__INSTRUCTIONS FOR THE TASK__: From the listing below, pull out the lines that hold "panda".

** start **

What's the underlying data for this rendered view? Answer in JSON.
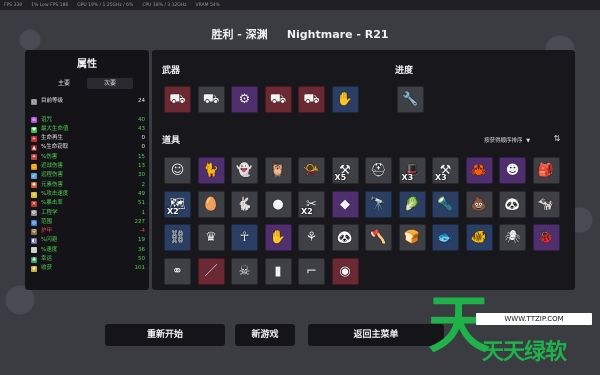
{
  "perf_bar": [
    "FPS  330",
    "1% Low FPS  186",
    "GPU  19% / 1.25GHz / 6%",
    "CPU  18% / 3.12GHz",
    "VRAM  54%"
  ],
  "run_title": "胜利 - 深渊     Nightmare - R21",
  "stats": {
    "title": "属性",
    "tab_primary": "主要",
    "tab_secondary": "次要",
    "rows": [
      {
        "name": "目前等级",
        "value": "24",
        "color": "#8a8a8a",
        "icon": "level-icon",
        "glyph": "○"
      },
      {
        "name": "",
        "value": "",
        "color": "transparent",
        "icon": "",
        "glyph": ""
      },
      {
        "name": "诅咒",
        "value": "40",
        "color": "#b04ad0",
        "icon": "curse-icon",
        "glyph": "☠"
      },
      {
        "name": "最大生命值",
        "value": "43",
        "color": "#3bbf3b",
        "icon": "heart-icon",
        "glyph": "♥"
      },
      {
        "name": "生命再生",
        "value": "0",
        "color": "#c03030",
        "icon": "regen-icon",
        "glyph": "+"
      },
      {
        "name": "%生命窃取",
        "value": "0",
        "color": "#a02020",
        "icon": "lifesteal-icon",
        "glyph": "▲"
      },
      {
        "name": "%伤害",
        "value": "15",
        "color": "#c04040",
        "icon": "damage-icon",
        "glyph": "✦"
      },
      {
        "name": "近战伤害",
        "value": "13",
        "color": "#d08a2a",
        "icon": "melee-icon",
        "glyph": "✊"
      },
      {
        "name": "远程伤害",
        "value": "30",
        "color": "#5aa0d0",
        "icon": "ranged-icon",
        "glyph": "➶"
      },
      {
        "name": "元素伤害",
        "value": "2",
        "color": "#d05a2a",
        "icon": "elemental-icon",
        "glyph": "✹"
      },
      {
        "name": "%攻击速度",
        "value": "49",
        "color": "#d0c03a",
        "icon": "attack-speed-icon",
        "glyph": "»"
      },
      {
        "name": "%暴击率",
        "value": "51",
        "color": "#c03030",
        "icon": "crit-icon",
        "glyph": "✕"
      },
      {
        "name": "工程学",
        "value": "1",
        "color": "#8a8a8a",
        "icon": "engineering-icon",
        "glyph": "⚙"
      },
      {
        "name": "范围",
        "value": "227",
        "color": "#3a7ad0",
        "icon": "range-icon",
        "glyph": "◎"
      },
      {
        "name": "护甲",
        "value": "-4",
        "color": "#8a6a3a",
        "icon": "armor-icon",
        "glyph": "⛨"
      },
      {
        "name": "%闪避",
        "value": "19",
        "color": "#6a6aaa",
        "icon": "dodge-icon",
        "glyph": "◐"
      },
      {
        "name": "%速度",
        "value": "36",
        "color": "#cfcfcf",
        "icon": "speed-icon",
        "glyph": "›"
      },
      {
        "name": "幸运",
        "value": "50",
        "color": "#3aa05a",
        "icon": "luck-icon",
        "glyph": "♣"
      },
      {
        "name": "收获",
        "value": "101",
        "color": "#d0b03a",
        "icon": "harvest-icon",
        "glyph": "♦"
      }
    ],
    "value_colors": {
      "default": "#e8e8e8",
      "positive": "#4fd04f",
      "negative": "#e04040"
    }
  },
  "weapons": {
    "label": "武器",
    "slots": [
      {
        "icon": "minigun-icon",
        "glyph": "⛟",
        "tier": "t4"
      },
      {
        "icon": "minigun-icon",
        "glyph": "⛟",
        "tier": "t1"
      },
      {
        "icon": "obliterator-icon",
        "glyph": "⚙",
        "tier": "t3"
      },
      {
        "icon": "minigun-icon",
        "glyph": "⛟",
        "tier": "t4"
      },
      {
        "icon": "minigun-icon",
        "glyph": "⛟",
        "tier": "t4"
      },
      {
        "icon": "hand-icon",
        "glyph": "✋",
        "tier": "t2"
      }
    ]
  },
  "progress": {
    "label": "进度",
    "slots": [
      {
        "icon": "wrench-icon",
        "glyph": "🔧",
        "tier": "t1"
      }
    ]
  },
  "items": {
    "label": "道具",
    "sort_label": "按获得顺序排序",
    "sort_dropdown_icon": "▼",
    "sort_direction_icon": "⇅",
    "rows": [
      [
        {
          "icon": "bandaged-head-icon",
          "glyph": "☺",
          "tier": "t1",
          "qty": ""
        },
        {
          "icon": "cat-icon",
          "glyph": "🐈",
          "tier": "t3",
          "qty": ""
        },
        {
          "icon": "ghost-icon",
          "glyph": "👻",
          "tier": "t1",
          "qty": ""
        },
        {
          "icon": "owl-icon",
          "glyph": "🦉",
          "tier": "t1",
          "qty": ""
        },
        {
          "icon": "whistle-icon",
          "glyph": "📯",
          "tier": "t1",
          "qty": ""
        },
        {
          "icon": "scythe-icon",
          "glyph": "⚒",
          "tier": "t1",
          "qty": "X5"
        },
        {
          "icon": "helmet-icon",
          "glyph": "⛑",
          "tier": "t1",
          "qty": ""
        },
        {
          "icon": "red-hat-icon",
          "glyph": "🎩",
          "tier": "t1",
          "qty": "X3"
        },
        {
          "icon": "hammer-icon",
          "glyph": "⚒",
          "tier": "t1",
          "qty": "X3"
        },
        {
          "icon": "crab-icon",
          "glyph": "🦀",
          "tier": "t3",
          "qty": ""
        },
        {
          "icon": "demon-face-icon",
          "glyph": "☻",
          "tier": "t3",
          "qty": ""
        },
        {
          "icon": "bag-icon",
          "glyph": "🎒",
          "tier": "t1",
          "qty": ""
        }
      ],
      [
        {
          "icon": "map-icon",
          "glyph": "🗺",
          "tier": "t2",
          "qty": "X2"
        },
        {
          "icon": "egg-icon",
          "glyph": "🥚",
          "tier": "t1",
          "qty": ""
        },
        {
          "icon": "bunny-icon",
          "glyph": "🐇",
          "tier": "t1",
          "qty": ""
        },
        {
          "icon": "snowball-icon",
          "glyph": "●",
          "tier": "t1",
          "qty": ""
        },
        {
          "icon": "claw-icon",
          "glyph": "✂",
          "tier": "t1",
          "qty": "X2"
        },
        {
          "icon": "crystal-icon",
          "glyph": "◆",
          "tier": "t3",
          "qty": ""
        },
        {
          "icon": "telescope-icon",
          "glyph": "🔭",
          "tier": "t2",
          "qty": ""
        },
        {
          "icon": "cabbage-icon",
          "glyph": "🥬",
          "tier": "t2",
          "qty": ""
        },
        {
          "icon": "flashlight-icon",
          "glyph": "🔦",
          "tier": "t2",
          "qty": ""
        },
        {
          "icon": "poop-icon",
          "glyph": "💩",
          "tier": "t1",
          "qty": ""
        },
        {
          "icon": "panda-icon",
          "glyph": "🐼",
          "tier": "t1",
          "qty": ""
        },
        {
          "icon": "cow-icon",
          "glyph": "🐄",
          "tier": "t1",
          "qty": ""
        }
      ],
      [
        {
          "icon": "binoculars-icon",
          "glyph": "⛓",
          "tier": "t2",
          "qty": ""
        },
        {
          "icon": "crown-icon",
          "glyph": "♛",
          "tier": "t1",
          "qty": ""
        },
        {
          "icon": "angel-icon",
          "glyph": "☥",
          "tier": "t2",
          "qty": ""
        },
        {
          "icon": "purple-claw-icon",
          "glyph": "✋",
          "tier": "t3",
          "qty": ""
        },
        {
          "icon": "branch-icon",
          "glyph": "⚘",
          "tier": "t1",
          "qty": ""
        },
        {
          "icon": "panda-face-icon",
          "glyph": "🐼",
          "tier": "t1",
          "qty": ""
        },
        {
          "icon": "axe-icon",
          "glyph": "🪓",
          "tier": "t1",
          "qty": ""
        },
        {
          "icon": "bread-icon",
          "glyph": "🍞",
          "tier": "t1",
          "qty": ""
        },
        {
          "icon": "fish-bowl-icon",
          "glyph": "🐟",
          "tier": "t2",
          "qty": ""
        },
        {
          "icon": "goldfish-icon",
          "glyph": "🐠",
          "tier": "t2",
          "qty": ""
        },
        {
          "icon": "spider-icon",
          "glyph": "🕷",
          "tier": "t1",
          "qty": ""
        },
        {
          "icon": "critter-icon",
          "glyph": "🐞",
          "tier": "t3",
          "qty": ""
        }
      ],
      [
        {
          "icon": "goggles-icon",
          "glyph": "⚭",
          "tier": "t1",
          "qty": ""
        },
        {
          "icon": "needle-icon",
          "glyph": "／",
          "tier": "t4",
          "qty": ""
        },
        {
          "icon": "skull-mask-icon",
          "glyph": "☠",
          "tier": "t1",
          "qty": ""
        },
        {
          "icon": "bullet-icon",
          "glyph": "▮",
          "tier": "t1",
          "qty": ""
        },
        {
          "icon": "sunglasses-icon",
          "glyph": "⌐",
          "tier": "t1",
          "qty": ""
        },
        {
          "icon": "ring-icon",
          "glyph": "◉",
          "tier": "t4",
          "qty": ""
        }
      ]
    ]
  },
  "buttons": {
    "restart": "重新开始",
    "new_game": "新游戏",
    "main_menu": "返回主菜单"
  },
  "watermark": {
    "big_char": "天",
    "url": "WWW.TTZIP.COM",
    "brand": "天天绿软"
  }
}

** end **

__CORRECT RESPONSE__:
          "icon": "panda-icon",
          "icon": "panda-face-icon",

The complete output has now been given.